TASK DATA:
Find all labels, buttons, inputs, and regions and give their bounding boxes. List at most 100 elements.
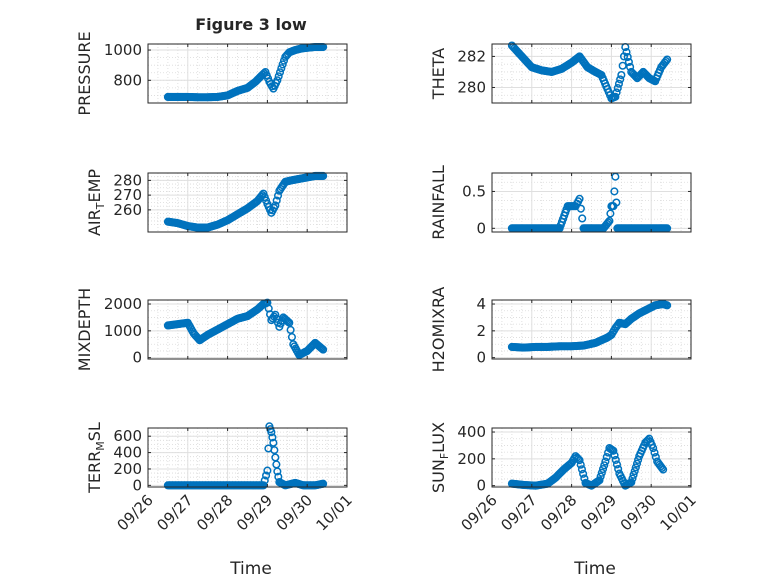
- data-series: [507, 299, 672, 352]
- data-point: [576, 204, 585, 213]
- data-point: [630, 467, 639, 476]
- data-point: [272, 196, 281, 205]
- data-point: [596, 472, 605, 481]
- y-axis-label: MIXDEPTH: [75, 288, 94, 371]
- y-axis-label: AIRTEMP: [85, 169, 107, 236]
- data-point: [613, 84, 622, 93]
- data-point: [597, 468, 606, 477]
- data-point: [575, 456, 584, 465]
- data-point: [663, 301, 672, 310]
- data-point: [578, 214, 587, 223]
- y-axis-label: THETA: [429, 48, 448, 100]
- subplot-rainfall: 0 0.5 RAINFALL: [429, 165, 692, 240]
- y-tick-label: 0: [132, 349, 142, 367]
- axes-background: [492, 428, 691, 487]
- data-point: [275, 68, 285, 77]
- y-tick-label: 280: [457, 78, 486, 96]
- data-point: [277, 64, 286, 73]
- y-tick-label: 2: [476, 322, 486, 340]
- y-tick-label: 0.5: [462, 182, 486, 200]
- data-point: [598, 464, 608, 474]
- data-point: [649, 444, 658, 453]
- data-series: [163, 298, 328, 360]
- data-point: [287, 333, 296, 342]
- data-point: [268, 433, 277, 442]
- y-tick-label: 0: [476, 219, 486, 237]
- data-point: [269, 438, 278, 447]
- data-point: [612, 198, 621, 207]
- data-point: [627, 478, 636, 487]
- y-axis-label: TERRMSL: [85, 422, 107, 494]
- data-series: [507, 41, 672, 103]
- data-point: [577, 465, 587, 474]
- y-tick-label: 1000: [104, 41, 142, 59]
- data-point: [605, 216, 614, 225]
- y-tick-label: 260: [113, 201, 142, 219]
- y-axis-label: H2OMIXRA: [429, 287, 448, 373]
- data-point: [319, 345, 328, 354]
- y-tick-label: 0: [476, 477, 486, 495]
- data-point: [617, 71, 626, 80]
- data-point: [579, 469, 588, 478]
- data-point: [624, 57, 633, 67]
- y-axis-label: SUNFLUX: [429, 422, 451, 493]
- axes-background: [148, 428, 347, 487]
- data-point: [600, 461, 609, 470]
- y-tick-label: 282: [457, 47, 486, 65]
- data-point: [650, 448, 659, 457]
- figure-title: Figure 3 low: [195, 15, 307, 34]
- axes-background: [148, 300, 347, 359]
- data-point: [606, 209, 615, 218]
- y-tick-label: 270: [113, 186, 142, 204]
- axes-box: [491, 299, 692, 360]
- axes-box: [491, 172, 692, 233]
- data-point: [271, 201, 280, 210]
- y-tick-label: 0: [476, 349, 486, 367]
- x-axis-label-right: Time: [573, 559, 616, 579]
- data-point: [623, 52, 632, 62]
- data-point: [612, 460, 622, 469]
- data-point: [629, 470, 638, 479]
- subplot-h2omixra: 0 2 4 H2OMIXRA: [429, 287, 692, 373]
- data-point: [273, 76, 282, 85]
- data-point: [576, 460, 585, 469]
- data-point: [271, 310, 280, 319]
- data-point: [610, 187, 619, 196]
- data-point: [284, 317, 293, 326]
- data-point: [631, 463, 640, 472]
- y-tick-label: 4: [476, 295, 486, 313]
- axes-box: [491, 43, 692, 104]
- y-tick-label: 0: [132, 476, 142, 494]
- data-point: [259, 481, 268, 490]
- data-point: [285, 318, 294, 327]
- y-axis-label: PRESSURE: [75, 31, 94, 115]
- data-point: [659, 465, 668, 474]
- data-point: [632, 459, 642, 468]
- data-point: [270, 446, 279, 455]
- data-point: [611, 92, 620, 101]
- data-point: [274, 72, 283, 81]
- data-point: [612, 88, 621, 97]
- axes-box: [147, 43, 348, 104]
- y-tick-label: 400: [457, 423, 486, 441]
- y-axis-label: RAINFALL: [429, 165, 448, 240]
- subplot-theta: 280 282 THETA: [429, 41, 692, 104]
- data-point: [262, 471, 271, 480]
- data-point: [601, 457, 610, 466]
- y-tick-label: 280: [113, 171, 142, 189]
- data-series: [163, 42, 328, 102]
- data-point: [663, 55, 672, 64]
- data-point: [614, 79, 624, 88]
- data-point: [602, 453, 611, 462]
- axes-box: [147, 427, 348, 488]
- data-point: [316, 343, 325, 352]
- data-point: [618, 61, 627, 70]
- y-tick-label: 2000: [104, 295, 142, 313]
- data-point: [628, 474, 637, 483]
- data-point: [286, 325, 295, 335]
- data-point: [604, 218, 613, 227]
- data-point: [260, 476, 269, 485]
- data-point: [614, 464, 623, 474]
- x-axis-label-left: Time: [229, 559, 272, 579]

TASK REQUIREMENTS:
Rewrite the records above, replacing every "data-point" with "marker" and leaving the rest unchanged. Omit the pictures.

WRITTEN SOLUTION:
Find all labels, buttons, inputs, and regions and give their bounding boxes. List at most 100 elements.
- data-series: [507, 299, 672, 352]
- marker: [576, 204, 585, 213]
- marker: [630, 467, 639, 476]
- marker: [272, 196, 281, 205]
- marker: [596, 472, 605, 481]
- y-axis-label: MIXDEPTH: [75, 288, 94, 371]
- y-axis-label: AIRTEMP: [85, 169, 107, 236]
- marker: [613, 84, 622, 93]
- marker: [597, 468, 606, 477]
- marker: [575, 456, 584, 465]
- marker: [663, 301, 672, 310]
- marker: [578, 214, 587, 223]
- y-axis-label: THETA: [429, 48, 448, 100]
- subplot-rainfall: 0 0.5 RAINFALL: [429, 165, 692, 240]
- y-tick-label: 0: [132, 349, 142, 367]
- axes-background: [492, 428, 691, 487]
- marker: [275, 68, 285, 77]
- y-tick-label: 280: [457, 78, 486, 96]
- marker: [277, 64, 286, 73]
- y-tick-label: 2: [476, 322, 486, 340]
- y-tick-label: 0.5: [462, 182, 486, 200]
- marker: [598, 464, 608, 474]
- marker: [649, 444, 658, 453]
- data-series: [163, 298, 328, 360]
- marker: [287, 333, 296, 342]
- marker: [268, 433, 277, 442]
- y-tick-label: 0: [476, 219, 486, 237]
- marker: [269, 438, 278, 447]
- marker: [612, 198, 621, 207]
- marker: [627, 478, 636, 487]
- y-axis-label: TERRMSL: [85, 422, 107, 494]
- data-series: [507, 41, 672, 103]
- marker: [577, 465, 587, 474]
- y-tick-label: 1000: [104, 41, 142, 59]
- marker: [605, 216, 614, 225]
- y-tick-label: 260: [113, 201, 142, 219]
- y-axis-label: H2OMIXRA: [429, 287, 448, 373]
- marker: [319, 345, 328, 354]
- y-tick-label: 0: [476, 477, 486, 495]
- marker: [617, 71, 626, 80]
- marker: [579, 469, 588, 478]
- marker: [624, 57, 633, 67]
- y-axis-label: SUNFLUX: [429, 422, 451, 493]
- axes-background: [148, 428, 347, 487]
- marker: [600, 461, 609, 470]
- y-tick-label: 282: [457, 47, 486, 65]
- marker: [650, 448, 659, 457]
- figure-title: Figure 3 low: [195, 15, 307, 34]
- axes-background: [148, 300, 347, 359]
- marker: [606, 209, 615, 218]
- y-tick-label: 270: [113, 186, 142, 204]
- axes-box: [491, 299, 692, 360]
- axes-box: [491, 172, 692, 233]
- marker: [271, 201, 280, 210]
- y-tick-label: 0: [476, 349, 486, 367]
- x-axis-label-right: Time: [573, 559, 616, 579]
- marker: [623, 52, 632, 62]
- marker: [612, 460, 622, 469]
- marker: [629, 470, 638, 479]
- subplot-h2omixra: 0 2 4 H2OMIXRA: [429, 287, 692, 373]
- marker: [273, 76, 282, 85]
- marker: [576, 460, 585, 469]
- marker: [271, 310, 280, 319]
- marker: [610, 187, 619, 196]
- marker: [284, 317, 293, 326]
- marker: [631, 463, 640, 472]
- y-tick-label: 4: [476, 295, 486, 313]
- axes-box: [491, 43, 692, 104]
- y-tick-label: 0: [132, 476, 142, 494]
- marker: [259, 481, 268, 490]
- marker: [285, 318, 294, 327]
- y-axis-label: PRESSURE: [75, 31, 94, 115]
- marker: [659, 465, 668, 474]
- marker: [632, 459, 642, 468]
- marker: [270, 446, 279, 455]
- marker: [611, 92, 620, 101]
- marker: [274, 72, 283, 81]
- marker: [612, 88, 621, 97]
- axes-box: [147, 43, 348, 104]
- y-tick-label: 400: [457, 423, 486, 441]
- y-axis-label: RAINFALL: [429, 165, 448, 240]
- subplot-theta: 280 282 THETA: [429, 41, 692, 104]
- marker: [262, 471, 271, 480]
- marker: [601, 457, 610, 466]
- y-tick-label: 280: [113, 171, 142, 189]
- data-series: [163, 42, 328, 102]
- marker: [663, 55, 672, 64]
- marker: [614, 79, 624, 88]
- marker: [602, 453, 611, 462]
- axes-box: [147, 427, 348, 488]
- marker: [316, 343, 325, 352]
- marker: [618, 61, 627, 70]
- y-tick-label: 2000: [104, 295, 142, 313]
- marker: [628, 474, 637, 483]
- marker: [286, 325, 295, 335]
- marker: [604, 218, 613, 227]
- marker: [260, 476, 269, 485]
- marker: [614, 464, 623, 474]
- x-axis-label-left: Time: [229, 559, 272, 579]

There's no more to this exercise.